(Data entries)
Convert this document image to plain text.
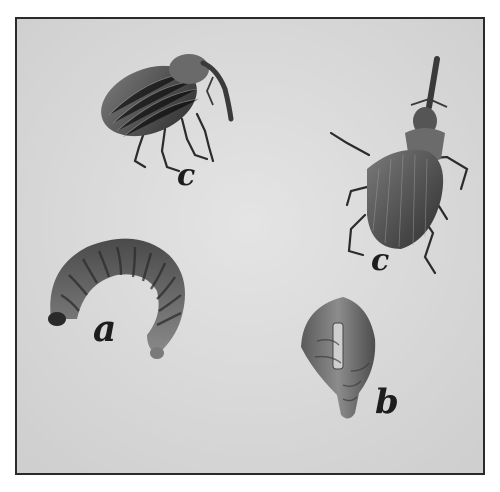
c
c
a
b
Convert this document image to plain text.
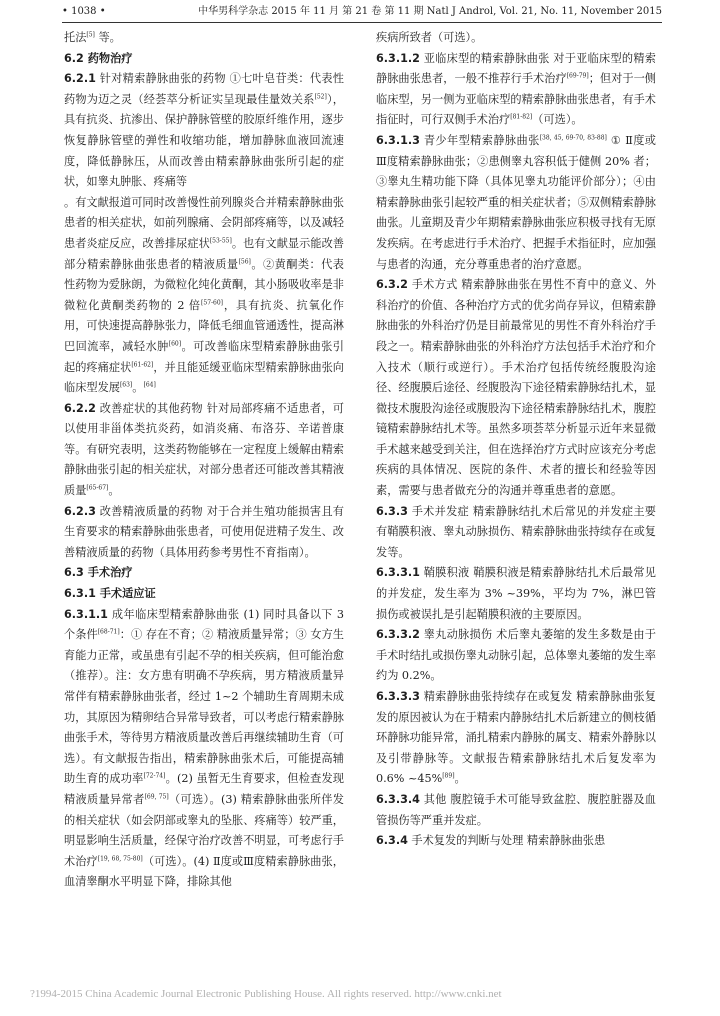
• 1038 •	中华男科学杂志 2015 年 11 月 第 21 卷 第 11 期 Natl J Androl, Vol. 21, No. 11, November 2015

托法[5] 等。

6.2 药物治疗

6.2.1 针对精索静脉曲张的药物 ①七叶皂苷类：代表性药物为迈之灵（经荟萃分析证实呈现最佳量效关系[52]），具有抗炎、抗渗出、保护静脉管壁的胶原纤维作用，逐步恢复静脉管壁的弹性和收缩功能，增加静脉血液回流速度，降低静脉压，从而改善由精索静脉曲张所引起的症状，如睾丸肿胀、疼痛等

。有文献报道可同时改善慢性前列腺炎合并精索静脉曲张患者的相关症状，如前列腺痛、会阴部疼痛等，以及减轻患者炎症反应，改善排尿症状[53-55]。也有文献显示能改善部分精索静脉曲张患者的精液质量[56]。②黄酮类：代表性药物为爱脉朗，为微粒化纯化黄酮，其小肠吸收率是非微粒化黄酮类药物的 2 倍[57-60]，具有抗炎、抗氧化作用，可快速提高静脉张力，降低毛细血管通透性，提高淋巴回流率，减轻水肿[60]。可改善临床型精索静脉曲张引起的疼痛症状[61-62]，并且能延缓亚临床型精索静脉曲张向临床型发展[63]。[64]

6.2.2 改善症状的其他药物 针对局部疼痛不适患者，可以使用非甾体类抗炎药，如消炎痛、布洛芬、辛诺普康等。有研究表明，这类药物能够在一定程度上缓解由精索静脉曲张引起的相关症状，对部分患者还可能改善其精液质量[65-67]。

6.2.3 改善精液质量的药物 对于合并生殖功能损害且有生育要求的精索静脉曲张患者，可使用促进精子发生、改善精液质量的药物（具体用药参考男性不育指南）。

6.3 手术治疗

6.3.1 手术适应证

6.3.1.1 成年临床型精索静脉曲张 (1) 同时具备以下 3 个条件[68-71]：① 存在不育；② 精液质量异常；③ 女方生育能力正常，或虽患有引起不孕的相关疾病，但可能治愈（推荐）。注：女方患有明确不孕疾病，男方精液质量异常伴有精索静脉曲张者，经过 1~2 个辅助生育周期未成功，其原因为精卵结合异常导致者，可以考虑行精索静脉曲张手术，等待男方精液质量改善后再继续辅助生育（可选）。有文献报告指出，精索静脉曲张术后，可能提高辅助生育的成功率[72-74]。(2) 虽暂无生育要求，但检查发现精液质量异常者[69, 75]（可选）。(3) 精索静脉曲张所伴发的相关症状（如会阴部或睾丸的坠胀、疼痛等）较严重，明显影响生活质量，经保守治疗改善不明显，可考虑行手术治疗[19, 68, 75-80]（可选）。(4) Ⅱ度或Ⅲ度精索静脉曲张，血清睾酮水平明显下降，排除其他

疾病所致者（可选）。

6.3.1.2 亚临床型的精索静脉曲张 对于亚临床型的精索静脉曲张患者，一般不推荐行手术治疗[69-79]；但对于一侧临床型，另一侧为亚临床型的精索静脉曲张患者，有手术指征时，可行双侧手术治疗[81-82]（可选）。

6.3.1.3 青少年型精索静脉曲张[38, 45, 69-70, 83-88] ① Ⅱ度或Ⅲ度精索静脉曲张；②患侧睾丸容积低于健侧 20% 者；③睾丸生精功能下降（具体见睾丸功能评价部分）；④由精索静脉曲张引起较严重的相关症状者；⑤双侧精索静脉曲张。儿童期及青少年期精索静脉曲张应积极寻找有无原发疾病。在考虑进行手术治疗、把握手术指征时，应加强与患者的沟通，充分尊重患者的治疗意愿。

6.3.2 手术方式 精索静脉曲张在男性不育中的意义、外科治疗的价值、各种治疗方式的优劣尚存异议，但精索静脉曲张的外科治疗仍是目前最常见的男性不育外科治疗手段之一。精索静脉曲张的外科治疗方法包括手术治疗和介入技术（顺行或逆行）。手术治疗包括传统经腹股沟途径、经腹膜后途径、经腹股沟下途径精索静脉结扎术，显微技术腹股沟途径或腹股沟下途径精索静脉结扎术，腹腔镜精索静脉结扎术等。虽然多项荟萃分析显示近年来显微手术越来越受到关注，但在选择治疗方式时应该充分考虑疾病的具体情况、医院的条件、术者的擅长和经验等因素，需要与患者做充分的沟通并尊重患者的意愿。

6.3.3 手术并发症 精索静脉结扎术后常见的并发症主要有鞘膜积液、睾丸动脉损伤、精索静脉曲张持续存在或复发等。

6.3.3.1 鞘膜积液 鞘膜积液是精索静脉结扎术后最常见的并发症，发生率为 3% ~39%，平均为 7%，淋巴管损伤或被误扎是引起鞘膜积液的主要原因。

6.3.3.2 睾丸动脉损伤 术后睾丸萎缩的发生多数是由于手术时结扎或损伤睾丸动脉引起，总体睾丸萎缩的发生率约为 0.2%。

6.3.3.3 精索静脉曲张持续存在或复发 精索静脉曲张复发的原因被认为在于精索内静脉结扎术后新建立的侧枝循环静脉功能异常，涌扎精索内静脉的属支、精索外静脉以及引带静脉等。文献报告精索静脉结扎术后复发率为 0.6% ~45%[89]。

6.3.3.4 其他 腹腔镜手术可能导致盆腔、腹腔脏器及血管损伤等严重并发症。

6.3.4 手术复发的判断与处理 精索静脉曲张患

?1994-2015 China Academic Journal Electronic Publishing House. All rights reserved. http://www.cnki.net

JOB:
Copy every record above exactly, leaving out any pictures.

SOLVED EXERCISE:
Convert this document image to plain text.
c
c
a
b
Convert this document image to plain text.
• 1038 •	中华男科学杂志 2015 年 11 月 第 21 卷 第 11 期 Natl J Androl, Vol. 21, No. 11, November 2015

托法[5] 等。

6.2 药物治疗

6.2.1 针对精索静脉曲张的药物 ①七叶皂苷类：代表性药物为迈之灵（经荟萃分析证实呈现最佳量效关系[52]），具有抗炎、抗渗出、保护静脉管壁的胶原纤维作用，逐步恢复静脉管壁的弹性和收缩功能，增加静脉血液回流速度，降低静脉压，从而改善由精索静脉曲张所引起的症状，如睾丸肿胀、疼痛等

。有文献报道可同时改善慢性前列腺炎合并精索静脉曲张患者的相关症状，如前列腺痛、会阴部疼痛等，以及减轻患者炎症反应，改善排尿症状[53-55]。也有文献显示能改善部分精索静脉曲张患者的精液质量[56]。②黄酮类：代表性药物为爱脉朗，为微粒化纯化黄酮，其小肠吸收率是非微粒化黄酮类药物的 2 倍[57-60]，具有抗炎、抗氧化作用，可快速提高静脉张力，降低毛细血管通透性，提高淋巴回流率，减轻水肿[60]。可改善临床型精索静脉曲张引起的疼痛症状[61-62]，并且能延缓亚临床型精索静脉曲张向临床型发展[63]。[64]

6.2.2 改善症状的其他药物 针对局部疼痛不适患者，可以使用非甾体类抗炎药，如消炎痛、布洛芬、辛诺普康等。有研究表明，这类药物能够在一定程度上缓解由精索静脉曲张引起的相关症状，对部分患者还可能改善其精液质量[65-67]。

6.2.3 改善精液质量的药物 对于合并生殖功能损害且有生育要求的精索静脉曲张患者，可使用促进精子发生、改善精液质量的药物（具体用药参考男性不育指南）。

6.3 手术治疗

6.3.1 手术适应证

6.3.1.1 成年临床型精索静脉曲张 (1) 同时具备以下 3 个条件[68-71]：① 存在不育；② 精液质量异常；③ 女方生育能力正常，或虽患有引起不孕的相关疾病，但可能治愈（推荐）。注：女方患有明确不孕疾病，男方精液质量异常伴有精索静脉曲张者，经过 1~2 个辅助生育周期未成功，其原因为精卵结合异常导致者，可以考虑行精索静脉曲张手术，等待男方精液质量改善后再继续辅助生育（可选）。有文献报告指出，精索静脉曲张术后，可能提高辅助生育的成功率[72-74]。(2) 虽暂无生育要求，但检查发现精液质量异常者[69, 75]（可选）。(3) 精索静脉曲张所伴发的相关症状（如会阴部或睾丸的坠胀、疼痛等）较严重，明显影响生活质量，经保守治疗改善不明显，可考虑行手术治疗[19, 68, 75-80]（可选）。(4) Ⅱ度或Ⅲ度精索静脉曲张，血清睾酮水平明显下降，排除其他

疾病所致者（可选）。

6.3.1.2 亚临床型的精索静脉曲张 对于亚临床型的精索静脉曲张患者，一般不推荐行手术治疗[69-79]；但对于一侧临床型，另一侧为亚临床型的精索静脉曲张患者，有手术指征时，可行双侧手术治疗[81-82]（可选）。

6.3.1.3 青少年型精索静脉曲张[38, 45, 69-70, 83-88] ① Ⅱ度或Ⅲ度精索静脉曲张；②患侧睾丸容积低于健侧 20% 者；③睾丸生精功能下降（具体见睾丸功能评价部分）；④由精索静脉曲张引起较严重的相关症状者；⑤双侧精索静脉曲张。儿童期及青少年期精索静脉曲张应积极寻找有无原发疾病。在考虑进行手术治疗、把握手术指征时，应加强与患者的沟通，充分尊重患者的治疗意愿。

6.3.2 手术方式 精索静脉曲张在男性不育中的意义、外科治疗的价值、各种治疗方式的优劣尚存异议，但精索静脉曲张的外科治疗仍是目前最常见的男性不育外科治疗手段之一。精索静脉曲张的外科治疗方法包括手术治疗和介入技术（顺行或逆行）。手术治疗包括传统经腹股沟途径、经腹膜后途径、经腹股沟下途径精索静脉结扎术，显微技术腹股沟途径或腹股沟下途径精索静脉结扎术，腹腔镜精索静脉结扎术等。虽然多项荟萃分析显示近年来显微手术越来越受到关注，但在选择治疗方式时应该充分考虑疾病的具体情况、医院的条件、术者的擅长和经验等因素，需要与患者做充分的沟通并尊重患者的意愿。

6.3.3 手术并发症 精索静脉结扎术后常见的并发症主要有鞘膜积液、睾丸动脉损伤、精索静脉曲张持续存在或复发等。

6.3.3.1 鞘膜积液 鞘膜积液是精索静脉结扎术后最常见的并发症，发生率为 3% ~39%，平均为 7%，淋巴管损伤或被误扎是引起鞘膜积液的主要原因。

6.3.3.2 睾丸动脉损伤 术后睾丸萎缩的发生多数是由于手术时结扎或损伤睾丸动脉引起，总体睾丸萎缩的发生率约为 0.2%。

6.3.3.3 精索静脉曲张持续存在或复发 精索静脉曲张复发的原因被认为在于精索内静脉结扎术后新建立的侧枝循环静脉功能异常，涌扎精索内静脉的属支、精索外静脉以及引带静脉等。文献报告精索静脉结扎术后复发率为 0.6% ~45%[89]。

6.3.3.4 其他 腹腔镜手术可能导致盆腔、腹腔脏器及血管损伤等严重并发症。

6.3.4 手术复发的判断与处理 精索静脉曲张患

?1994-2015 China Academic Journal Electronic Publishing House. All rights reserved. http://www.cnki.net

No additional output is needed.